RECORDED DATA -
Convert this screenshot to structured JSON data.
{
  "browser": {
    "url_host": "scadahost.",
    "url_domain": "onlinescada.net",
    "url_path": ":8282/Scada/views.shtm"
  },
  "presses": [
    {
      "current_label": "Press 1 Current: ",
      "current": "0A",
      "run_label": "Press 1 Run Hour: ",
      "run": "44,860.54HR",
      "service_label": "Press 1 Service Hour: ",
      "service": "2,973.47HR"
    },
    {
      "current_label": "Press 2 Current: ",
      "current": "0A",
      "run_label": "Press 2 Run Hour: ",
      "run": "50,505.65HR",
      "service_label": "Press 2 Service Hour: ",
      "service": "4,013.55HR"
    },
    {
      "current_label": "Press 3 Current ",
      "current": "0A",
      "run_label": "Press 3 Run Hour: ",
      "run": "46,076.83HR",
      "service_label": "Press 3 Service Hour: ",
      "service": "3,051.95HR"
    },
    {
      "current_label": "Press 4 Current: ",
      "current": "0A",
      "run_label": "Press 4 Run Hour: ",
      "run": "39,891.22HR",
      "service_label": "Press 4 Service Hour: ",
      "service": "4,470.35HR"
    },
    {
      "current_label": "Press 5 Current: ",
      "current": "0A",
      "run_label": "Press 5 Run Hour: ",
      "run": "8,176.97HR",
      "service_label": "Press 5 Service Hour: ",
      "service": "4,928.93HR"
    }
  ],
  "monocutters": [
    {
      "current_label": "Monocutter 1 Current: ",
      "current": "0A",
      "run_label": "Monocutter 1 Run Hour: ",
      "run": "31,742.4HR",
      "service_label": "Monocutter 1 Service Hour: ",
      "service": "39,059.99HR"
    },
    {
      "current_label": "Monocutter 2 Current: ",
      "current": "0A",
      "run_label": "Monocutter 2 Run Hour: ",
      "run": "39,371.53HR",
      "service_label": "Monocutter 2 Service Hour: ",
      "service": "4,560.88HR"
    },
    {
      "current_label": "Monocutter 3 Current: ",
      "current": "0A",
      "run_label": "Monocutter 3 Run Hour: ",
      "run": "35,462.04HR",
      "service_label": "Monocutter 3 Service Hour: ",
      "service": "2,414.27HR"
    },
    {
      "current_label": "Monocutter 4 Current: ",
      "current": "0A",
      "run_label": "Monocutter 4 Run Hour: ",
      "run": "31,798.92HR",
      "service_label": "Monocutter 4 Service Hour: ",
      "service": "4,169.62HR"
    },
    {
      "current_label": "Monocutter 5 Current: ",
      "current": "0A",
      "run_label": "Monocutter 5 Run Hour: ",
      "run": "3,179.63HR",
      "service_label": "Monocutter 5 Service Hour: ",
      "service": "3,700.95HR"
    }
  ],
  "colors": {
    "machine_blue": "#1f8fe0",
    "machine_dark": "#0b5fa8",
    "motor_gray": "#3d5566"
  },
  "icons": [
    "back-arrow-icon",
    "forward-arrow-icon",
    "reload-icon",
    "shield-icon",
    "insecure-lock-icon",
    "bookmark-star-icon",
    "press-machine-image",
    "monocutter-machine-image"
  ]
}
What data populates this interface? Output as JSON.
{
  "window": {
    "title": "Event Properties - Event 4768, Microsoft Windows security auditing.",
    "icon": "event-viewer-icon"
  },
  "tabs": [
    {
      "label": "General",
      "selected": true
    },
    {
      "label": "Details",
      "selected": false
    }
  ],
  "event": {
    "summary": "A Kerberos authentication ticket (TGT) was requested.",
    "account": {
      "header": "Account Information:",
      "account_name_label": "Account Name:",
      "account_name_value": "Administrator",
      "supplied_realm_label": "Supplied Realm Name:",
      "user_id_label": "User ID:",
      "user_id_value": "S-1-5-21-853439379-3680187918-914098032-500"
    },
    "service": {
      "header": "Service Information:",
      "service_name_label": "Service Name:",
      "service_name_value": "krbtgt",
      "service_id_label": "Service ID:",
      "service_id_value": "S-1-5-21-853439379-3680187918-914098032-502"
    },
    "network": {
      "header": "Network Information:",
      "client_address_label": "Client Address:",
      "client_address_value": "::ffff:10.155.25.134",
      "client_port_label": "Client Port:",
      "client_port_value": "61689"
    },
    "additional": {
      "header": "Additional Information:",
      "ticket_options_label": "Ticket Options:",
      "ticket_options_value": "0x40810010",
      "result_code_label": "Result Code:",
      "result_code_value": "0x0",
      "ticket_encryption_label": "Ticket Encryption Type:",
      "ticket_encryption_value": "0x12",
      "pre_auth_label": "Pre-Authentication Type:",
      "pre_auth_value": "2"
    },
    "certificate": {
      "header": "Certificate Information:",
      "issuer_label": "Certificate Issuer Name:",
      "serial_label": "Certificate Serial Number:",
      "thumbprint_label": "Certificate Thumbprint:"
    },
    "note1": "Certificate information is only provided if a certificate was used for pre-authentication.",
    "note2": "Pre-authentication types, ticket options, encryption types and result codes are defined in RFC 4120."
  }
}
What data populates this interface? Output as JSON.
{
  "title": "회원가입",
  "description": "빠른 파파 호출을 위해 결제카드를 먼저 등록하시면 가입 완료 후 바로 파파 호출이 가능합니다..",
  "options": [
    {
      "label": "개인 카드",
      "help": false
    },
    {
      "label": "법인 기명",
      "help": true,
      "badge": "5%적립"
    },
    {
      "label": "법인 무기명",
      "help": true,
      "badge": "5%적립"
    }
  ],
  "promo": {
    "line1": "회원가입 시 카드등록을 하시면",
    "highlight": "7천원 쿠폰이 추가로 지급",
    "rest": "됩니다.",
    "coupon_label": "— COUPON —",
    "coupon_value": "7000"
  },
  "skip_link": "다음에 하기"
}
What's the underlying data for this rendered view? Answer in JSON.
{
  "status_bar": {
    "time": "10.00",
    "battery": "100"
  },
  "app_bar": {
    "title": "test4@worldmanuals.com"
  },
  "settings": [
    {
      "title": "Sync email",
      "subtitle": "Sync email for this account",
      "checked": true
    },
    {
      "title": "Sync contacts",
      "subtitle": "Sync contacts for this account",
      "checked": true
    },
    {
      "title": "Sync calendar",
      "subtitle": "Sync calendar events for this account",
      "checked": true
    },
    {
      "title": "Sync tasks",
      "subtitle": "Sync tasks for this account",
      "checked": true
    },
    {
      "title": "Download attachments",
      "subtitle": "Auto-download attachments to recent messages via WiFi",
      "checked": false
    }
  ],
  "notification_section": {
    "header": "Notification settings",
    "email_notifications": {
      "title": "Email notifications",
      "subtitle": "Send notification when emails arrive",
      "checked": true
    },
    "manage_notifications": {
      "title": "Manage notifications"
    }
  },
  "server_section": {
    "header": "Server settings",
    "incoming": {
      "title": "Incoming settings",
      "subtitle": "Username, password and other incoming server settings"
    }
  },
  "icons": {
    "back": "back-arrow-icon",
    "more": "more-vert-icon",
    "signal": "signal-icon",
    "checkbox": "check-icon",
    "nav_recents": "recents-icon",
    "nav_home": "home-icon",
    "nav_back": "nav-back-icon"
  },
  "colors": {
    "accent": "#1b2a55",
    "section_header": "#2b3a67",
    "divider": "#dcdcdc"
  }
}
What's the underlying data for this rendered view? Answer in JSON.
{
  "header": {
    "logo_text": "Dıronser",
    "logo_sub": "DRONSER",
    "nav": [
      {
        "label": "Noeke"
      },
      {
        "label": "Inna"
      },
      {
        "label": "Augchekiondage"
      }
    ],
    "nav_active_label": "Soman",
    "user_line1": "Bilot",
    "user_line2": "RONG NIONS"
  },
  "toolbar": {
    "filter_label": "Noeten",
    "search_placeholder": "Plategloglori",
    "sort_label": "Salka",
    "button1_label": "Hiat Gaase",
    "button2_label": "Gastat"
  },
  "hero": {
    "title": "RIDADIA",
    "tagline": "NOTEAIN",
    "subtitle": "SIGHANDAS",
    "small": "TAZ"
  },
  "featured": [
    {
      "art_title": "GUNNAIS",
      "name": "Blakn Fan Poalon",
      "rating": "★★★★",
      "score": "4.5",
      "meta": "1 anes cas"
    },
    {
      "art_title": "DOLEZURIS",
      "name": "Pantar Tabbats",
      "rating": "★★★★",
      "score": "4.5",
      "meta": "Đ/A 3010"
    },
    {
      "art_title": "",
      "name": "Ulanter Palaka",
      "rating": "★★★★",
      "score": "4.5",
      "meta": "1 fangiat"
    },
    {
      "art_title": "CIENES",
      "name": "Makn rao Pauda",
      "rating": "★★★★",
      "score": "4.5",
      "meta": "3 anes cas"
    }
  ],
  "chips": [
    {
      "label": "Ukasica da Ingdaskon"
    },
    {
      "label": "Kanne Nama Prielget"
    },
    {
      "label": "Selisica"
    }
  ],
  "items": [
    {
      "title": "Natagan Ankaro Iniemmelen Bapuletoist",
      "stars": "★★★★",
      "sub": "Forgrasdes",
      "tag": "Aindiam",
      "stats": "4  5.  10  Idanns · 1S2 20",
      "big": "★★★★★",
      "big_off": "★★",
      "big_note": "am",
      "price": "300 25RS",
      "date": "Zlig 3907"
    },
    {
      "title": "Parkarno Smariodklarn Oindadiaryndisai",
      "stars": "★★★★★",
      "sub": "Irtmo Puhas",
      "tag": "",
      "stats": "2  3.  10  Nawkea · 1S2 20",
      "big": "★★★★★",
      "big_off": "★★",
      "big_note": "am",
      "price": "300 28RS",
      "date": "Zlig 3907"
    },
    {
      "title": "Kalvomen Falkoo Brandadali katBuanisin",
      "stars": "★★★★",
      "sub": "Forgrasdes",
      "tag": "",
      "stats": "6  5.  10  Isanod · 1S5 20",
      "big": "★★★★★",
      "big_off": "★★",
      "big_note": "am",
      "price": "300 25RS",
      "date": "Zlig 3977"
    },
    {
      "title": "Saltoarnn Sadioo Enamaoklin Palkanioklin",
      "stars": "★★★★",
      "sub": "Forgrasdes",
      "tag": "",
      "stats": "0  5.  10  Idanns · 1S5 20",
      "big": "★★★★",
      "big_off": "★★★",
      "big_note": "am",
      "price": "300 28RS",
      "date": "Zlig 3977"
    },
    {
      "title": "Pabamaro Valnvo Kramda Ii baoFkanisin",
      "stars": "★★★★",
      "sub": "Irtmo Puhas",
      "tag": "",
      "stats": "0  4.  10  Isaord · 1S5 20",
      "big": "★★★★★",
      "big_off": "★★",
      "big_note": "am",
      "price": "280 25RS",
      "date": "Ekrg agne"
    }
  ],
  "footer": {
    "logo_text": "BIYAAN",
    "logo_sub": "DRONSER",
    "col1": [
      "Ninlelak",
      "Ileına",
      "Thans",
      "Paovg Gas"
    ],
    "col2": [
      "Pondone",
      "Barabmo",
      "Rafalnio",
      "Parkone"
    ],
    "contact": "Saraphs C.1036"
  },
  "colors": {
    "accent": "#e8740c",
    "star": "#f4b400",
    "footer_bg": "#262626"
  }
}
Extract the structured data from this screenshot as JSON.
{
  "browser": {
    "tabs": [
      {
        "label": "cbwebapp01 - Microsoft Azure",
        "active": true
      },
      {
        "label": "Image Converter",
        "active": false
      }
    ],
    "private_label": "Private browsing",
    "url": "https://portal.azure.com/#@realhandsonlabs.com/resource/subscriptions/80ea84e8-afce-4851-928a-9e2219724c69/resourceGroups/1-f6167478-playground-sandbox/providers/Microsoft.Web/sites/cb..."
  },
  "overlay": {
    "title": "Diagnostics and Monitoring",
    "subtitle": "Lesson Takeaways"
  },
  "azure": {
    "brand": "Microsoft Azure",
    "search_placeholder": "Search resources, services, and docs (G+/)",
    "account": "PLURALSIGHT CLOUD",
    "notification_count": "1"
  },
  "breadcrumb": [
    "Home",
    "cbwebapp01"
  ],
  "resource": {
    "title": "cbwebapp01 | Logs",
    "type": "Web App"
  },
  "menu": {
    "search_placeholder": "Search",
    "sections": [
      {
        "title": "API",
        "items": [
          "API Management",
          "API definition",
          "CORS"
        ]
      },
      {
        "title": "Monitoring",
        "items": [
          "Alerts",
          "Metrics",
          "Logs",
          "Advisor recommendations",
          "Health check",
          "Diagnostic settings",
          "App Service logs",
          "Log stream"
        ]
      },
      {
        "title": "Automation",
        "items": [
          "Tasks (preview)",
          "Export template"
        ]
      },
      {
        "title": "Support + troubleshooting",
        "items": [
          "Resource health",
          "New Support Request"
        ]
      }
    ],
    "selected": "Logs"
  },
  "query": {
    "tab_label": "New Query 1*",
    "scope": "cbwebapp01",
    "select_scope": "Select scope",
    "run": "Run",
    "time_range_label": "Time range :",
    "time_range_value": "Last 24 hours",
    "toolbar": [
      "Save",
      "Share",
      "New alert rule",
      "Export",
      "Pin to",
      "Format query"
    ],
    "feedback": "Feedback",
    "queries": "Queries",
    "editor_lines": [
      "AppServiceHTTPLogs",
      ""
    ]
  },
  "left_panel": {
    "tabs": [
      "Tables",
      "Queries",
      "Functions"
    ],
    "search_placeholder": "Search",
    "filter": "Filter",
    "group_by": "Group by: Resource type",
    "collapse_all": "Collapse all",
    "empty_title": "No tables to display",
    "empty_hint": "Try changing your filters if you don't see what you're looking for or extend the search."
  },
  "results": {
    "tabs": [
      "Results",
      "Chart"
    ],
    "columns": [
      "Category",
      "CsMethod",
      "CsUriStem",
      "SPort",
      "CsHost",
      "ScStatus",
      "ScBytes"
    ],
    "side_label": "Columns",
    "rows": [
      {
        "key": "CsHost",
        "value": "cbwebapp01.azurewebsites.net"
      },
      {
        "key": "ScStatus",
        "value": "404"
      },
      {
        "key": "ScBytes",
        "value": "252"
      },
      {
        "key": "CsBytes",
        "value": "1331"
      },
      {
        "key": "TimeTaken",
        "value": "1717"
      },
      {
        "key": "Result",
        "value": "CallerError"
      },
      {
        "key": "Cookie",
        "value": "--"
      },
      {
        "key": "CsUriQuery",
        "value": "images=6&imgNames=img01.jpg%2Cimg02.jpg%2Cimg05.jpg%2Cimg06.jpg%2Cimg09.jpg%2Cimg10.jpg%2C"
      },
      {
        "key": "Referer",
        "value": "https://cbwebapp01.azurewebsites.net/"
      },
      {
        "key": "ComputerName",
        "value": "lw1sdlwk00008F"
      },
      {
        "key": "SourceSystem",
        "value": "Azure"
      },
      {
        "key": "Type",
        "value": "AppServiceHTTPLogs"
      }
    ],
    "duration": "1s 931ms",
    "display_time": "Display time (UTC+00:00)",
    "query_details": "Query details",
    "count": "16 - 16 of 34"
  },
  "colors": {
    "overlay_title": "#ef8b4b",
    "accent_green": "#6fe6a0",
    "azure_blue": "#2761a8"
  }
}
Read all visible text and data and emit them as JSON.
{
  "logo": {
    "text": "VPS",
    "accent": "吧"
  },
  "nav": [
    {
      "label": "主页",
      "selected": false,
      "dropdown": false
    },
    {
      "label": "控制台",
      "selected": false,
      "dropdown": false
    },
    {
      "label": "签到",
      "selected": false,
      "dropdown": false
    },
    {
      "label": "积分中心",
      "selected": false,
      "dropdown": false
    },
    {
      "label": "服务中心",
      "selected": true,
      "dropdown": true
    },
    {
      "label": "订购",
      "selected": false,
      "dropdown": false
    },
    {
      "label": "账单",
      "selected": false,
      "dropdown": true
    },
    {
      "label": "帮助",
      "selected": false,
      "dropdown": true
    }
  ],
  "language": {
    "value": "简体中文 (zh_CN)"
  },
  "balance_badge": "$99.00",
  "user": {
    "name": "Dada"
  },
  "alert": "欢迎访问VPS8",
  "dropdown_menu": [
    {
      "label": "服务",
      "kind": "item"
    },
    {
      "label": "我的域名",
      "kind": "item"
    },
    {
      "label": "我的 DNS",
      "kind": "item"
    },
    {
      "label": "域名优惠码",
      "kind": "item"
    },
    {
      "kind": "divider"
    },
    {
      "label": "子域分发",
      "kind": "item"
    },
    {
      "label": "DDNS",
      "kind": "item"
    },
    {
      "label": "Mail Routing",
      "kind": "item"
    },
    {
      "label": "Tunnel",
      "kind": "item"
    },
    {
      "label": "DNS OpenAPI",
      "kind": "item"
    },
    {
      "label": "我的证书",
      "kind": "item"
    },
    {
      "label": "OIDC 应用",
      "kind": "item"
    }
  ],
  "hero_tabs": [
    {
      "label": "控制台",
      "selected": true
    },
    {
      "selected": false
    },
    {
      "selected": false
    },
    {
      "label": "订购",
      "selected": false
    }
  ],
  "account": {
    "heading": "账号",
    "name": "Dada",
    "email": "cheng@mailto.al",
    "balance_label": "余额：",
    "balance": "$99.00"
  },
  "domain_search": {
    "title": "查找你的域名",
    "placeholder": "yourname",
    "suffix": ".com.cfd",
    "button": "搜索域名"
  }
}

YOUR INSTRUCTIONS - Copy each line that holds the word "contacts".

ANSWER TO THE PROBLEM -
      "title": "Sync contacts",
      "subtitle": "Sync contacts for this account",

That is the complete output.